[begin TASK MATERIAL]

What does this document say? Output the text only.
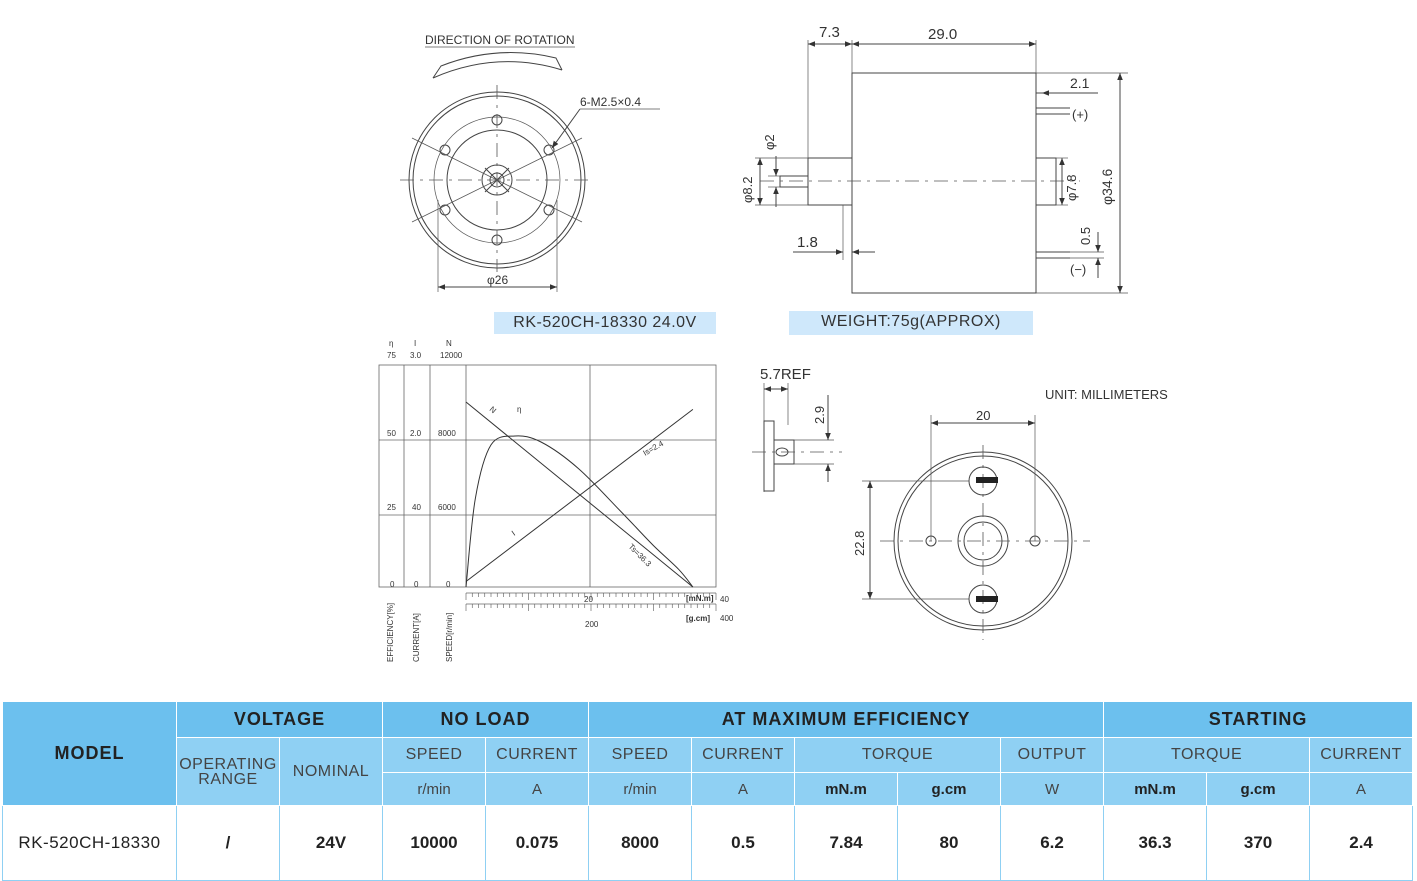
DIRECTION OF ROTATION
6-M2.5×0.4
φ26
(+)
(−)
7.3	29.0
2.1
φ34.6
φ7.8
0.5
φ2
φ8.2
1.8
η	I	N
75 3.0 12000
50
25
0
2.0
40
0
8000
6000
0
EFFICIENCY[%] CURRENT[A]	SPEED[r/min]
20	40
[mN.m]
200
400
[g.cm]
N η
I
Is=2.4
Ts=36.3
5.7REF
2.9	20
22.8
UNIT: MILLIMETERS
RK-520CH-18330 24.0V	WEIGHT:75g(APPROX)
MODEL	VOLTAGE		NO LOAD		AT MAXIMUM EFFICIENCY					STARTING		
	OPERATING RANGE	NOMINAL	SPEED	CURRENT	SPEED	CURRENT	TORQUE		OUTPUT	TORQUE		CURRENT
			r/min	A	r/min	A	mN.m	g.cm	W	mN.m	g.cm	A
RK-520CH-18330	/	24V	10000	0.075	8000	0.5	7.84	80	6.2	36.3	370	2.4
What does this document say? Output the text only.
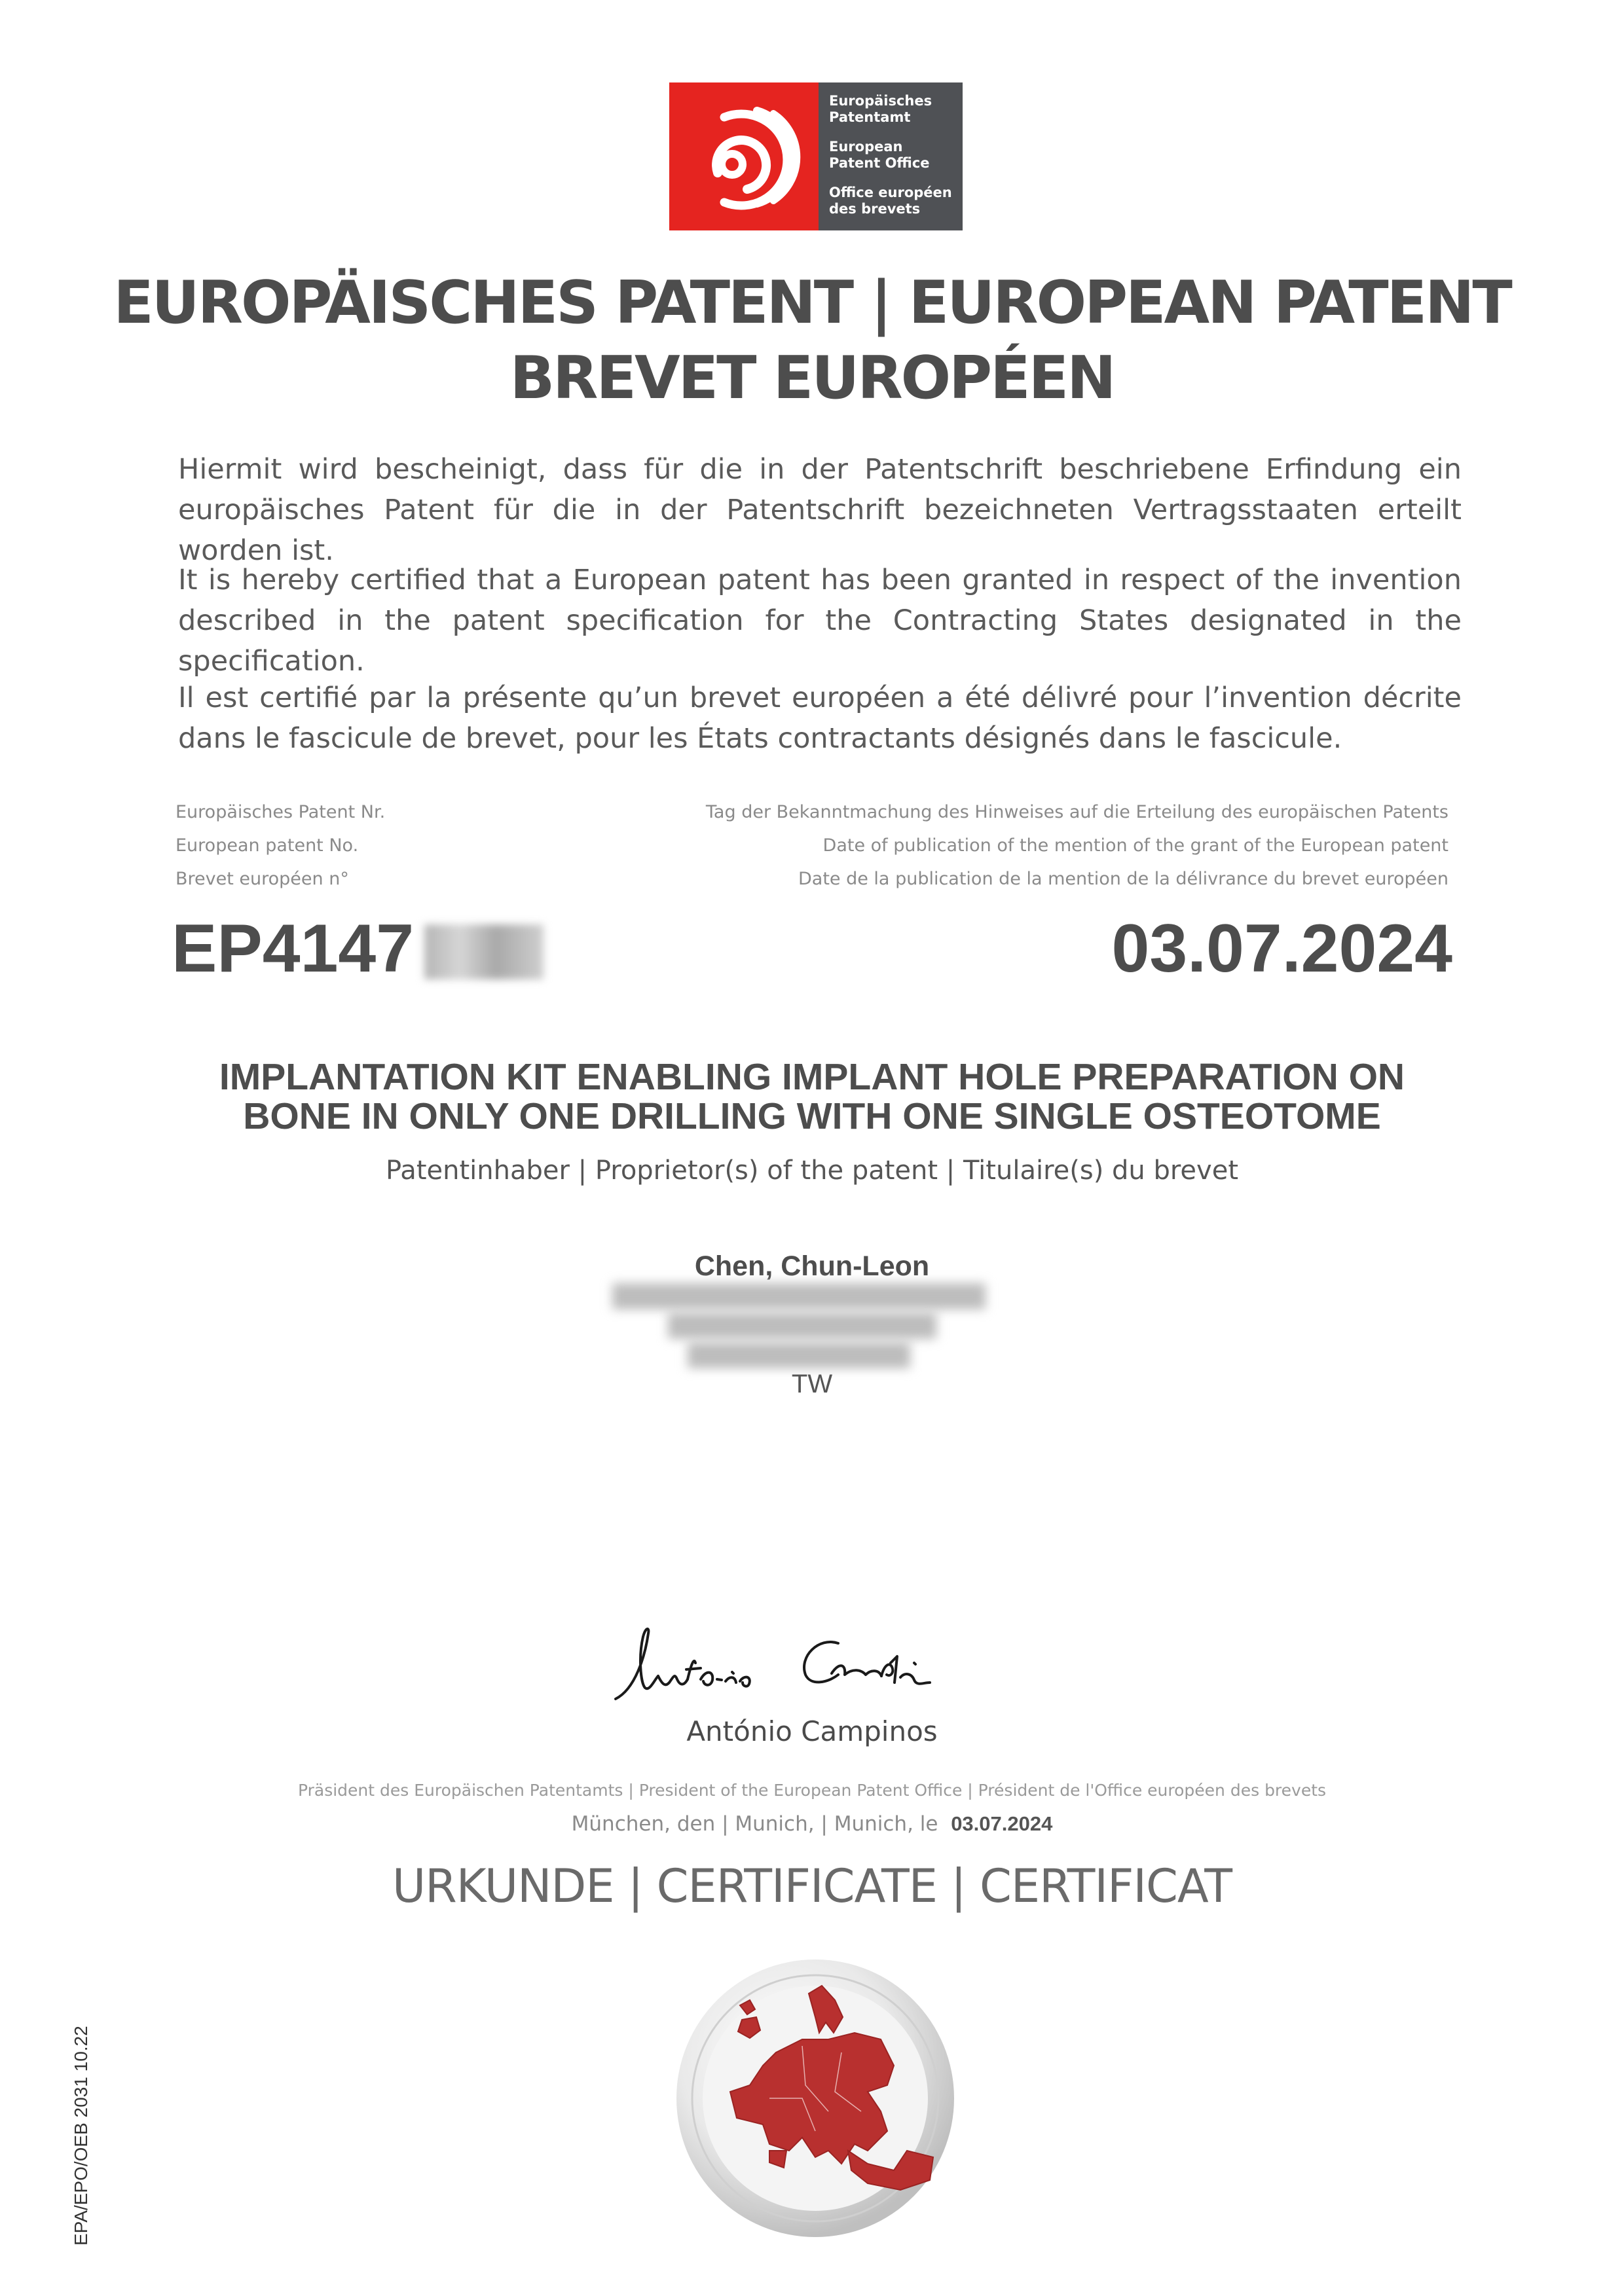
Europäisches
Patentamt
European
Patent Office
Office européen
des brevets
EUROPÄISCHES PATENT | EUROPEAN PATENT
BREVET EUROPÉEN
Hiermit wird bescheinigt, dass für die in der Patentschrift beschriebene Erfindung ein europäisches Patent für die in der Patentschrift bezeichneten Vertragsstaaten erteilt worden ist.
It is hereby certified that a European patent has been granted in respect of the invention described in the patent specification for the Contracting States designated in the specification.
Il est certifié par la présente qu’un brevet européen a été délivré pour l’invention décrite dans le fascicule de brevet, pour les États contractants désignés dans le fascicule.
Europäisches Patent Nr.
European patent No.
Brevet européen n°
Tag der Bekanntmachung des Hinweises auf die Erteilung des europäischen Patents
Date of publication of the mention of the grant of the European patent
Date de la publication de la mention de la délivrance du brevet européen
EP4147	03.07.2024
IMPLANTATION KIT ENABLING IMPLANT HOLE PREPARATION ON
BONE IN ONLY ONE DRILLING WITH ONE SINGLE OSTEOTOME
Patentinhaber | Proprietor(s) of the patent | Titulaire(s) du brevet
Chen, Chun-Leon
TW
António Campinos
Präsident des Europäischen Patentamts | President of the European Patent Office | Président de l'Office européen des brevets
München, den | Munich, | Munich, le 03.07.2024
URKUNDE | CERTIFICATE | CERTIFICAT
EPA/EPO/OEB 2031 10.22
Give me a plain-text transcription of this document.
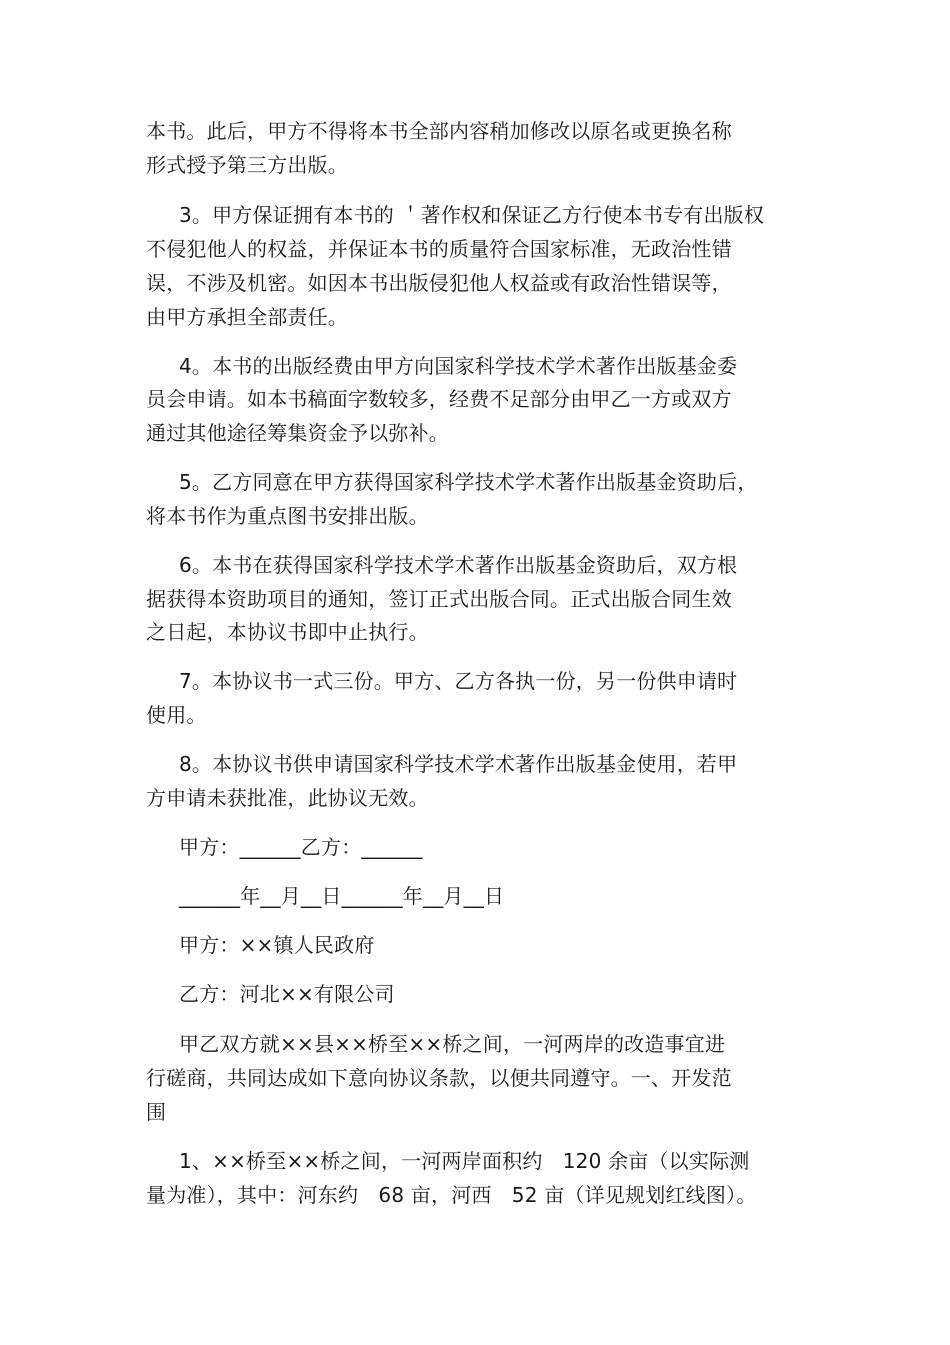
本书。此后，甲方不得将本书全部内容稍加修改以原名或更换名称
形式授予第三方出版。
3。甲方保证拥有本书的 ＇著作权和保证乙方行使本书专有出版权
不侵犯他人的权益，并保证本书的质量符合国家标准，无政治性错
误，不涉及机密。如因本书出版侵犯他人权益或有政治性错误等，
由甲方承担全部责任。
4。本书的出版经费由甲方向国家科学技术学术著作出版基金委
员会申请。如本书稿面字数较多，经费不足部分由甲乙一方或双方
通过其他途径筹集资金予以弥补。
5。乙方同意在甲方获得国家科学技术学术著作出版基金资助后，
将本书作为重点图书安排出版。
6。本书在获得国家科学技术学术著作出版基金资助后，双方根
据获得本资助项目的通知，签订正式出版合同。正式出版合同生效
之日起，本协议书即中止执行。
7。本协议书一式三份。甲方、乙方各执一份，另一份供申请时
使用。
8。本协议书供申请国家科学技术学术著作出版基金使用，若甲
方申请未获批准，此协议无效。
甲方：______乙方：______
______年__月__日______年__月__日
甲方：××镇人民政府
乙方：河北××有限公司
甲乙双方就××县××桥至××桥之间，一河两岸的改造事宜进
行磋商，共同达成如下意向协议条款，以便共同遵守。一、开发范
围
1、××桥至××桥之间，一河两岸面积约　120 余亩（以实际测
量为准），其中：河东约　68 亩，河西　52 亩（详见规划红线图）。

[end TASK MATERIAL]

SET TASK » Copy all lines of the material above where the string "invention" occurs.

OUTPUT OF THE EXERCISE »
It is hereby certified that a European patent has been granted in respect of the invention described in the patent specification for the Contracting States designated in the specification.
Il est certifié par la présente qu’un brevet européen a été délivré pour l’invention décrite dans le fascicule de brevet, pour les États contractants désignés dans le fascicule.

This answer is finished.